── Input records ──

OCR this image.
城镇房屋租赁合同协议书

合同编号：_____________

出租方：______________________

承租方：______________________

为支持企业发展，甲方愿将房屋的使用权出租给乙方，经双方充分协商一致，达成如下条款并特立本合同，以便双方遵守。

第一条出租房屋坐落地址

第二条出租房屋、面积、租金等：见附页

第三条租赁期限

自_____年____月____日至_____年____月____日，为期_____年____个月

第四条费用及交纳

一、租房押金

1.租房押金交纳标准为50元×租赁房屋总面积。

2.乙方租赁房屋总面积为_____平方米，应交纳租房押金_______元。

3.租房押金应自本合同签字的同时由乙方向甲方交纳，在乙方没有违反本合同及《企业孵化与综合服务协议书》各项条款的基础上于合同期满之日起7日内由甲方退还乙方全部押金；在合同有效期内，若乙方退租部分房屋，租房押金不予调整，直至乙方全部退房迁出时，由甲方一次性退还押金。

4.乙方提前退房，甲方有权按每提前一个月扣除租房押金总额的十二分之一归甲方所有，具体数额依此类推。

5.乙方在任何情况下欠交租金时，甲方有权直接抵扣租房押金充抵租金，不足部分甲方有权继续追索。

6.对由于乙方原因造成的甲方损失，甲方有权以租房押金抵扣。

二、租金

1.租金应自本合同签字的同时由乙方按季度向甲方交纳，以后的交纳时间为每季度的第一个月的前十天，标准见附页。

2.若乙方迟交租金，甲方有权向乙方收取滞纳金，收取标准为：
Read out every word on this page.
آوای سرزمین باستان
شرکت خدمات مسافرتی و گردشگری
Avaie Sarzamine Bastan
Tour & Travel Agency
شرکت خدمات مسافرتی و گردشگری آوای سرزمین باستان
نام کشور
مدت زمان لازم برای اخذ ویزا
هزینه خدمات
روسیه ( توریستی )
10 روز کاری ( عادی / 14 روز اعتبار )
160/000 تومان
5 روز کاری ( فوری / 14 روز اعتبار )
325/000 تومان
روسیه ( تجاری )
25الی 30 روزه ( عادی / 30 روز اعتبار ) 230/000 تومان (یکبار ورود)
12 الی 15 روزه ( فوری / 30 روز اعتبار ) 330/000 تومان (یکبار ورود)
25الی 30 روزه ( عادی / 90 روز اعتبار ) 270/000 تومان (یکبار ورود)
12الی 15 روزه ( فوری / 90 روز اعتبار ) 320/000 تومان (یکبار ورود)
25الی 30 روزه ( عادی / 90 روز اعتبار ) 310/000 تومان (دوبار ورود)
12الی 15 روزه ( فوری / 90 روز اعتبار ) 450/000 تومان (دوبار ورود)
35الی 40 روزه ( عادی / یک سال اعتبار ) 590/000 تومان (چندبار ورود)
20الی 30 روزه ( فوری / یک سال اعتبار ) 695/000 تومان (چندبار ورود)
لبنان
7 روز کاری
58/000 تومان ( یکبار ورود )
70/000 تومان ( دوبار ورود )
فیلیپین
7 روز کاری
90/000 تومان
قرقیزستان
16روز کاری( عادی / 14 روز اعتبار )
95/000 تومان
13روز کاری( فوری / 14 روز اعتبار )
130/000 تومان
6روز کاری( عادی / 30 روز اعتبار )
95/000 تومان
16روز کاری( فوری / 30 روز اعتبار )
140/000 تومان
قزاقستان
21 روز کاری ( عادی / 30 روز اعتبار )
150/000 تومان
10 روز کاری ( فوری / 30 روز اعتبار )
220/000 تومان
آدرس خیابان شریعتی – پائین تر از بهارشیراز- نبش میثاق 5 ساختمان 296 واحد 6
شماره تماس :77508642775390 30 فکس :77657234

───
── Input records ──

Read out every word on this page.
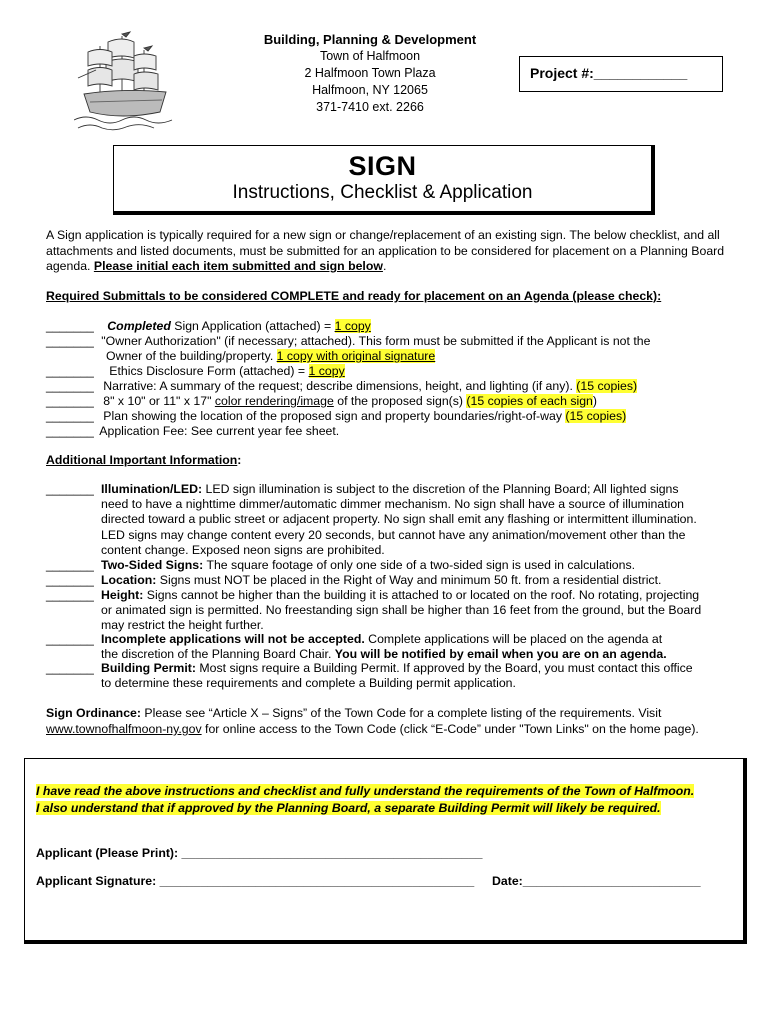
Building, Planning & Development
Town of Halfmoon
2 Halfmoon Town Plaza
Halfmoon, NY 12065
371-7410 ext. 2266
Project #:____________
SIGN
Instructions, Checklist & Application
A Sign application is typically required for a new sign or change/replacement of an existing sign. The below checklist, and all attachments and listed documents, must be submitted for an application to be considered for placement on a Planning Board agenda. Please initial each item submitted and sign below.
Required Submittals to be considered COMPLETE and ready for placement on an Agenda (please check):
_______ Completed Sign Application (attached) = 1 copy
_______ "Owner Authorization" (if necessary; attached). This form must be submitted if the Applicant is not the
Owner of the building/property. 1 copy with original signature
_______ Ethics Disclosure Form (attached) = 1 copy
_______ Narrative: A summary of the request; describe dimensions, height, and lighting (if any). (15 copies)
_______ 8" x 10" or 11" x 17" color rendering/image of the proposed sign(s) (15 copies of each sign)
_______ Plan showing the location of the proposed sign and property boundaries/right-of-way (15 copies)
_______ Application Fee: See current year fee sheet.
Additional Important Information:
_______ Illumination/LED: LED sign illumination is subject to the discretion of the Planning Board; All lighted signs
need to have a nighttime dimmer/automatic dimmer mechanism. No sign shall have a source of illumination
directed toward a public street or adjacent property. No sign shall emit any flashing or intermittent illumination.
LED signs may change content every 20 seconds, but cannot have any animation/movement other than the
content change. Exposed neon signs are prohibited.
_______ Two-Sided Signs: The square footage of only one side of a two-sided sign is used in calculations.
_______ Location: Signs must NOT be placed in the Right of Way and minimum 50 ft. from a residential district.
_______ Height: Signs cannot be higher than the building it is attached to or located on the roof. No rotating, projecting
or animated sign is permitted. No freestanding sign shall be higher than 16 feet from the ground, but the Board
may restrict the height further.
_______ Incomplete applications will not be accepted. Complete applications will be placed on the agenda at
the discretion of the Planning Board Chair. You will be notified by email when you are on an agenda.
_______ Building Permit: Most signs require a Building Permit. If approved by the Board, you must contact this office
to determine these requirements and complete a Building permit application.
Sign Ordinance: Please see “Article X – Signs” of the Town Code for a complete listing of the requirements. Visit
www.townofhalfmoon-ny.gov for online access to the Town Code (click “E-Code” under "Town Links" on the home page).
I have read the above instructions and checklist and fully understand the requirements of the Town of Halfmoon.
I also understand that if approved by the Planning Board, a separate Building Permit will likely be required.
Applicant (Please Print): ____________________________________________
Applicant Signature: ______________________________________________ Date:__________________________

───

#### Written problem
Count all lines of the data that include "شرکت". The answer is the number alone.

#### Correct response
2